Given problem
Each entry below must be repeated word for word.

Provided data
+-------+
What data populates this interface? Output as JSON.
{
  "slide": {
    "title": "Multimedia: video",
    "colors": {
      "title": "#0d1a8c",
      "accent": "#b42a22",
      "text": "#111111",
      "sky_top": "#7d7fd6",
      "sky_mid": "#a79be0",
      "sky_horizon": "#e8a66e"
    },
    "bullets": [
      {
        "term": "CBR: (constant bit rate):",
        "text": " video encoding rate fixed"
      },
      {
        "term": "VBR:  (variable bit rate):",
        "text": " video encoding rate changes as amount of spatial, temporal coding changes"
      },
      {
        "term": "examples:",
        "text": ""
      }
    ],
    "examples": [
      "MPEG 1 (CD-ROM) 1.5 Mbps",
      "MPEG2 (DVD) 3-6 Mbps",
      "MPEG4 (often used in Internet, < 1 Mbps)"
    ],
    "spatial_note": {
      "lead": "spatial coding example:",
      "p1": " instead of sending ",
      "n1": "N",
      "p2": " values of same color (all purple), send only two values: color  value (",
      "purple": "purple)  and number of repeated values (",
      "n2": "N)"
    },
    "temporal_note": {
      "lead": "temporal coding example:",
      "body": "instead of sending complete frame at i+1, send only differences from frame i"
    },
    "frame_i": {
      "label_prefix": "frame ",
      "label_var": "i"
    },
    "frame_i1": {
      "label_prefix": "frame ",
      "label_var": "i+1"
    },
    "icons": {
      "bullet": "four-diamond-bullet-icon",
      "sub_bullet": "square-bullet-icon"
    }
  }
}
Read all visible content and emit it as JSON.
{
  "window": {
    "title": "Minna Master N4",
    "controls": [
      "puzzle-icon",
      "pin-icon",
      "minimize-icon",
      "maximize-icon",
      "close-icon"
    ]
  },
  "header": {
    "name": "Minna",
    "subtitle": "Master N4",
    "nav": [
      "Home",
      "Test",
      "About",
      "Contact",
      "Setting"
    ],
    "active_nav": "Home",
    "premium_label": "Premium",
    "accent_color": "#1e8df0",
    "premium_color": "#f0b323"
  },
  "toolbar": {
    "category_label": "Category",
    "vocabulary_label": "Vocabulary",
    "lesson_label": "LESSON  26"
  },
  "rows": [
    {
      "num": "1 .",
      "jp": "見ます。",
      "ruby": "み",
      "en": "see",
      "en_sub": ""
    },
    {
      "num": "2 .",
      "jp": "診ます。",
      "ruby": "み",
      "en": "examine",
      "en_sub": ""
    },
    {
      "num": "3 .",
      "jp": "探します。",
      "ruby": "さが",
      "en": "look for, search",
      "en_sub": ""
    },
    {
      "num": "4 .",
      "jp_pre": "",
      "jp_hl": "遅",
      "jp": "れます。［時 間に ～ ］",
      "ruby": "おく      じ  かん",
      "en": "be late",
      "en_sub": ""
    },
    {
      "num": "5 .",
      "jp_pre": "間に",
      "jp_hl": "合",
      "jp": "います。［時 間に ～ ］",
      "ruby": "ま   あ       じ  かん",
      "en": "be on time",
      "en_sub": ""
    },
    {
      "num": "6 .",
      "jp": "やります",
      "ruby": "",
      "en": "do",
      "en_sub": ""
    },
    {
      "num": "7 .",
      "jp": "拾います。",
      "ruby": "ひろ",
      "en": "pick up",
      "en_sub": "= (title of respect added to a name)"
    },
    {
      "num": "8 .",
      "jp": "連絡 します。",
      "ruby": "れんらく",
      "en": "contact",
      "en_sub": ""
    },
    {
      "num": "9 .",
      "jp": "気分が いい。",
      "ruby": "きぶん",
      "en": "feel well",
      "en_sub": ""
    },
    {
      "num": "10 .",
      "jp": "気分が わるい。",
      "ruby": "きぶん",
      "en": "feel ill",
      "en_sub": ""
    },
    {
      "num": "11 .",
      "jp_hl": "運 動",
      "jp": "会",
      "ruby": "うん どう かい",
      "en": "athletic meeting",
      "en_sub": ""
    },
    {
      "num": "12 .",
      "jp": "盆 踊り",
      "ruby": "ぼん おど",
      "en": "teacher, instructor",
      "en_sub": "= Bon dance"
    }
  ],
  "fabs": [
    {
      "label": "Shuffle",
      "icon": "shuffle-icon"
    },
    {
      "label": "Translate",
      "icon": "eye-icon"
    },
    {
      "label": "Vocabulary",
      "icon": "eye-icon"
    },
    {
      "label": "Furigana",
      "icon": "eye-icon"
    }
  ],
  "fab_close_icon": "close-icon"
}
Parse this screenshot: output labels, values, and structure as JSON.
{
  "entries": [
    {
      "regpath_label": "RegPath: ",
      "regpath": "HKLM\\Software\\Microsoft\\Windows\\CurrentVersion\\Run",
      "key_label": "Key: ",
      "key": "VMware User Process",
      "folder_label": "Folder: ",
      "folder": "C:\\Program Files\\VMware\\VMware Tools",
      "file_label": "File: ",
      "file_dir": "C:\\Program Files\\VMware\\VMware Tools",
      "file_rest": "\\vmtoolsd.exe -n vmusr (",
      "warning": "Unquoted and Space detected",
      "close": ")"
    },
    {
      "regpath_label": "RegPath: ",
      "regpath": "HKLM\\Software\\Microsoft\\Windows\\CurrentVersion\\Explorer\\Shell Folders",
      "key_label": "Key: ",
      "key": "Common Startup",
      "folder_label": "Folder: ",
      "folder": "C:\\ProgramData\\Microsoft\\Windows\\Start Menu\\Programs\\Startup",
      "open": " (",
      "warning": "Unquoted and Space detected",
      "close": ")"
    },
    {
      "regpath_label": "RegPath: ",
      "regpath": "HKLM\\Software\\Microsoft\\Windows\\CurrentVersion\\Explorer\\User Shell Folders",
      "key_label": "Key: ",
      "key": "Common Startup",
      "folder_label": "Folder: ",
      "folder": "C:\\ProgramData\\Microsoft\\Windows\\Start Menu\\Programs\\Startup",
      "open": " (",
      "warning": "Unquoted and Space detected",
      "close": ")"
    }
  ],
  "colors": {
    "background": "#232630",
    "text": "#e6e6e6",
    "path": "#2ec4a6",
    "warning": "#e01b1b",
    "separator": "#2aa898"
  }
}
+-------+
Exercise output
What data populates this interface? Output as JSON.
{
  "slide": {
    "title": "Multimedia: video",
    "colors": {
      "title": "#0d1a8c",
      "accent": "#b42a22",
      "text": "#111111",
      "sky_top": "#7d7fd6",
      "sky_mid": "#a79be0",
      "sky_horizon": "#e8a66e"
    },
    "bullets": [
      {
        "term": "CBR: (constant bit rate):",
        "text": " video encoding rate fixed"
      },
      {
        "term": "VBR:  (variable bit rate):",
        "text": " video encoding rate changes as amount of spatial, temporal coding changes"
      },
      {
        "term": "examples:",
        "text": ""
      }
    ],
    "examples": [
      "MPEG 1 (CD-ROM) 1.5 Mbps",
      "MPEG2 (DVD) 3-6 Mbps",
      "MPEG4 (often used in Internet, < 1 Mbps)"
    ],
    "spatial_note": {
      "lead": "spatial coding example:",
      "p1": " instead of sending ",
      "n1": "N",
      "p2": " values of same color (all purple), send only two values: color  value (",
      "purple": "purple)  and number of repeated values (",
      "n2": "N)"
    },
    "temporal_note": {
      "lead": "temporal coding example:",
      "body": "instead of sending complete frame at i+1, send only differences from frame i"
    },
    "frame_i": {
      "label_prefix": "frame ",
      "label_var": "i"
    },
    "frame_i1": {
      "label_prefix": "frame ",
      "label_var": "i+1"
    },
    "icons": {
      "bullet": "four-diamond-bullet-icon",
      "sub_bullet": "square-bullet-icon"
    }
  }
}
Read all visible content and emit it as JSON.
{
  "window": {
    "title": "Minna Master N4",
    "controls": [
      "puzzle-icon",
      "pin-icon",
      "minimize-icon",
      "maximize-icon",
      "close-icon"
    ]
  },
  "header": {
    "name": "Minna",
    "subtitle": "Master N4",
    "nav": [
      "Home",
      "Test",
      "About",
      "Contact",
      "Setting"
    ],
    "active_nav": "Home",
    "premium_label": "Premium",
    "accent_color": "#1e8df0",
    "premium_color": "#f0b323"
  },
  "toolbar": {
    "category_label": "Category",
    "vocabulary_label": "Vocabulary",
    "lesson_label": "LESSON  26"
  },
  "rows": [
    {
      "num": "1 .",
      "jp": "見ます。",
      "ruby": "み",
      "en": "see",
      "en_sub": ""
    },
    {
      "num": "2 .",
      "jp": "診ます。",
      "ruby": "み",
      "en": "examine",
      "en_sub": ""
    },
    {
      "num": "3 .",
      "jp": "探します。",
      "ruby": "さが",
      "en": "look for, search",
      "en_sub": ""
    },
    {
      "num": "4 .",
      "jp_pre": "",
      "jp_hl": "遅",
      "jp": "れます。［時 間に ～ ］",
      "ruby": "おく      じ  かん",
      "en": "be late",
      "en_sub": ""
    },
    {
      "num": "5 .",
      "jp_pre": "間に",
      "jp_hl": "合",
      "jp": "います。［時 間に ～ ］",
      "ruby": "ま   あ       じ  かん",
      "en": "be on time",
      "en_sub": ""
    },
    {
      "num": "6 .",
      "jp": "やります",
      "ruby": "",
      "en": "do",
      "en_sub": ""
    },
    {
      "num": "7 .",
      "jp": "拾います。",
      "ruby": "ひろ",
      "en": "pick up",
      "en_sub": "= (title of respect added to a name)"
    },
    {
      "num": "8 .",
      "jp": "連絡 します。",
      "ruby": "れんらく",
      "en": "contact",
      "en_sub": ""
    },
    {
      "num": "9 .",
      "jp": "気分が いい。",
      "ruby": "きぶん",
      "en": "feel well",
      "en_sub": ""
    },
    {
      "num": "10 .",
      "jp": "気分が わるい。",
      "ruby": "きぶん",
      "en": "feel ill",
      "en_sub": ""
    },
    {
      "num": "11 .",
      "jp_hl": "運 動",
      "jp": "会",
      "ruby": "うん どう かい",
      "en": "athletic meeting",
      "en_sub": ""
    },
    {
      "num": "12 .",
      "jp": "盆 踊り",
      "ruby": "ぼん おど",
      "en": "teacher, instructor",
      "en_sub": "= Bon dance"
    }
  ],
  "fabs": [
    {
      "label": "Shuffle",
      "icon": "shuffle-icon"
    },
    {
      "label": "Translate",
      "icon": "eye-icon"
    },
    {
      "label": "Vocabulary",
      "icon": "eye-icon"
    },
    {
      "label": "Furigana",
      "icon": "eye-icon"
    }
  ],
  "fab_close_icon": "close-icon"
}
Parse this screenshot: output labels, values, and structure as JSON.
{
  "entries": [
    {
      "regpath_label": "RegPath: ",
      "regpath": "HKLM\\Software\\Microsoft\\Windows\\CurrentVersion\\Run",
      "key_label": "Key: ",
      "key": "VMware User Process",
      "folder_label": "Folder: ",
      "folder": "C:\\Program Files\\VMware\\VMware Tools",
      "file_label": "File: ",
      "file_dir": "C:\\Program Files\\VMware\\VMware Tools",
      "file_rest": "\\vmtoolsd.exe -n vmusr (",
      "warning": "Unquoted and Space detected",
      "close": ")"
    },
    {
      "regpath_label": "RegPath: ",
      "regpath": "HKLM\\Software\\Microsoft\\Windows\\CurrentVersion\\Explorer\\Shell Folders",
      "key_label": "Key: ",
      "key": "Common Startup",
      "folder_label": "Folder: ",
      "folder": "C:\\ProgramData\\Microsoft\\Windows\\Start Menu\\Programs\\Startup",
      "open": " (",
      "warning": "Unquoted and Space detected",
      "close": ")"
    },
    {
      "regpath_label": "RegPath: ",
      "regpath": "HKLM\\Software\\Microsoft\\Windows\\CurrentVersion\\Explorer\\User Shell Folders",
      "key_label": "Key: ",
      "key": "Common Startup",
      "folder_label": "Folder: ",
      "folder": "C:\\ProgramData\\Microsoft\\Windows\\Start Menu\\Programs\\Startup",
      "open": " (",
      "warning": "Unquoted and Space detected",
      "close": ")"
    }
  ],
  "colors": {
    "background": "#232630",
    "text": "#e6e6e6",
    "path": "#2ec4a6",
    "warning": "#e01b1b",
    "separator": "#2aa898"
  }
}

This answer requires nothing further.